-------- SUPPLIED MATERIAL --------

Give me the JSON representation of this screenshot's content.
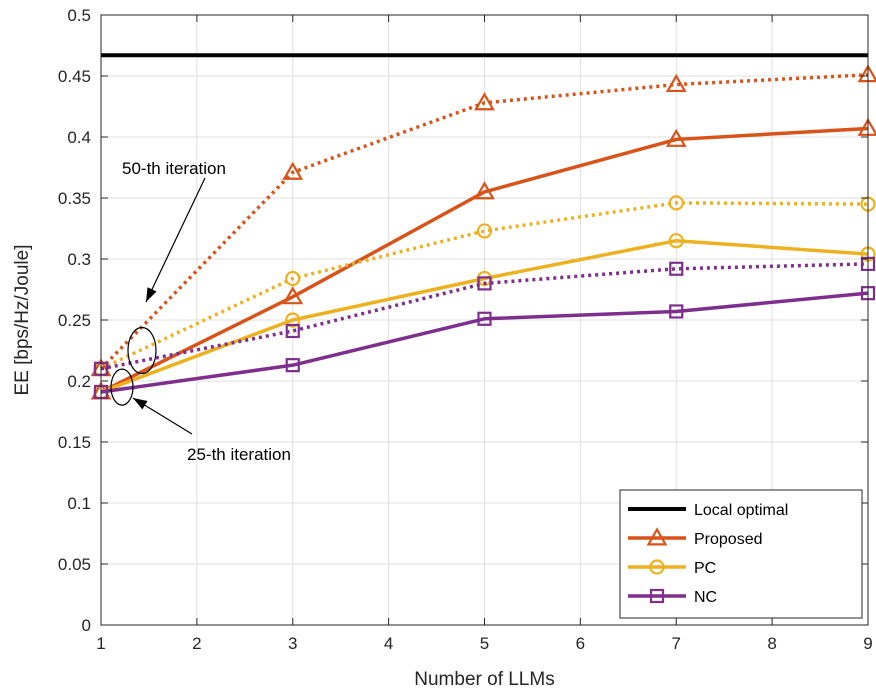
{
  "chart_data": {
    "type": "line",
    "title": "",
    "xlabel": "Number of LLMs",
    "ylabel": "EE [bps/Hz/Joule]",
    "xlim": [
      1,
      9
    ],
    "ylim": [
      0,
      0.5
    ],
    "xticks": [
      1,
      2,
      3,
      4,
      5,
      6,
      7,
      8,
      9
    ],
    "yticks": [
      0,
      0.05,
      0.1,
      0.15,
      0.2,
      0.25,
      0.3,
      0.35,
      0.4,
      0.45,
      0.5
    ],
    "xtick_labels": [
      "1",
      "2",
      "3",
      "4",
      "5",
      "6",
      "7",
      "8",
      "9"
    ],
    "ytick_labels": [
      "0",
      "0.05",
      "0.1",
      "0.15",
      "0.2",
      "0.25",
      "0.3",
      "0.35",
      "0.4",
      "0.45",
      "0.5"
    ],
    "grid": true,
    "legend_position": "bottom-right",
    "x": [
      1,
      3,
      5,
      7,
      9
    ],
    "series": [
      {
        "name": "Local optimal",
        "color": "#000000",
        "marker": "none",
        "dash": "solid",
        "values": [
          0.467,
          0.467,
          0.467,
          0.467,
          0.467
        ]
      },
      {
        "name": "Proposed",
        "color": "#D95319",
        "marker": "triangle",
        "dash": "solid",
        "values": [
          0.191,
          0.269,
          0.355,
          0.398,
          0.407
        ]
      },
      {
        "name": "PC",
        "color": "#EDB120",
        "marker": "circle",
        "dash": "solid",
        "values": [
          0.191,
          0.25,
          0.284,
          0.315,
          0.304
        ]
      },
      {
        "name": "NC",
        "color": "#7E2F8E",
        "marker": "square",
        "dash": "solid",
        "values": [
          0.191,
          0.213,
          0.251,
          0.257,
          0.272
        ]
      },
      {
        "name": "",
        "color": "#D95319",
        "marker": "triangle",
        "dash": "dotted",
        "values": [
          0.21,
          0.371,
          0.428,
          0.443,
          0.451
        ]
      },
      {
        "name": "",
        "color": "#EDB120",
        "marker": "circle",
        "dash": "dotted",
        "values": [
          0.21,
          0.284,
          0.323,
          0.346,
          0.345
        ]
      },
      {
        "name": "",
        "color": "#7E2F8E",
        "marker": "square",
        "dash": "dotted",
        "values": [
          0.21,
          0.241,
          0.28,
          0.292,
          0.296
        ]
      }
    ],
    "legend": [
      "Local optimal",
      "Proposed",
      "PC",
      "NC"
    ],
    "annotations": [
      {
        "text": "50-th iteration",
        "points_to_y": 0.23
      },
      {
        "text": "25-th iteration",
        "points_to_y": 0.195
      }
    ]
  }
}
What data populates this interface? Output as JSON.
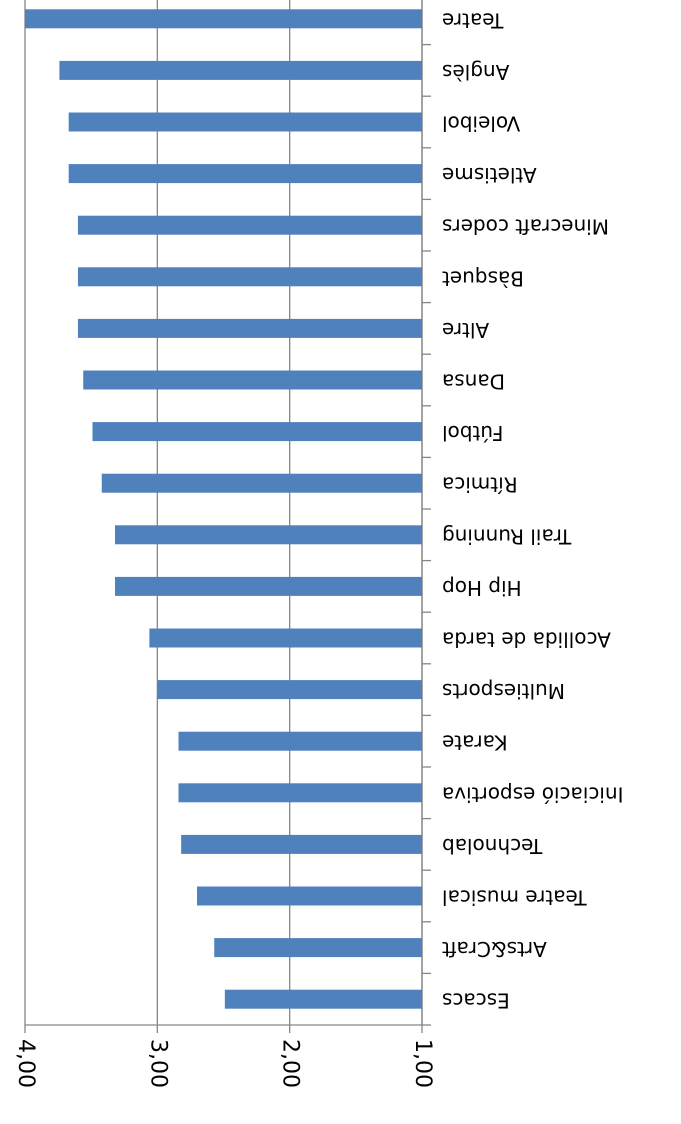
{
  "chart_data": {
    "type": "barh",
    "categories": [
      "Escacs",
      "Arts&Craft",
      "Teatre musical",
      "Technolab",
      "Iniciació esportiva",
      "Karate",
      "Multiesports",
      "Acollida de tarda",
      "Hip Hop",
      "Trail Running",
      "Rítmica",
      "Fútbol",
      "Dansa",
      "Altre",
      "Bàsquet",
      "Minecraft coders",
      "Atletisme",
      "Voleibol",
      "Anglès",
      "Teatre"
    ],
    "values": [
      2.49,
      2.57,
      2.7,
      2.82,
      2.84,
      2.84,
      3.0,
      3.06,
      3.32,
      3.32,
      3.42,
      3.49,
      3.56,
      3.6,
      3.6,
      3.6,
      3.67,
      3.67,
      3.74,
      4.0
    ],
    "color": "#4f81bd",
    "xlim": [
      1,
      4
    ],
    "xticks": [
      {
        "value": 1,
        "label": "1,00"
      },
      {
        "value": 2,
        "label": "2,00"
      },
      {
        "value": 3,
        "label": "3,00"
      },
      {
        "value": 4,
        "label": "4,00"
      }
    ],
    "grid": true
  }
}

--------

Filter the listing above for the string "iteration" and copy every matching line.

### RESPONSE
        "text": "50-th iteration",
        "text": "25-th iteration",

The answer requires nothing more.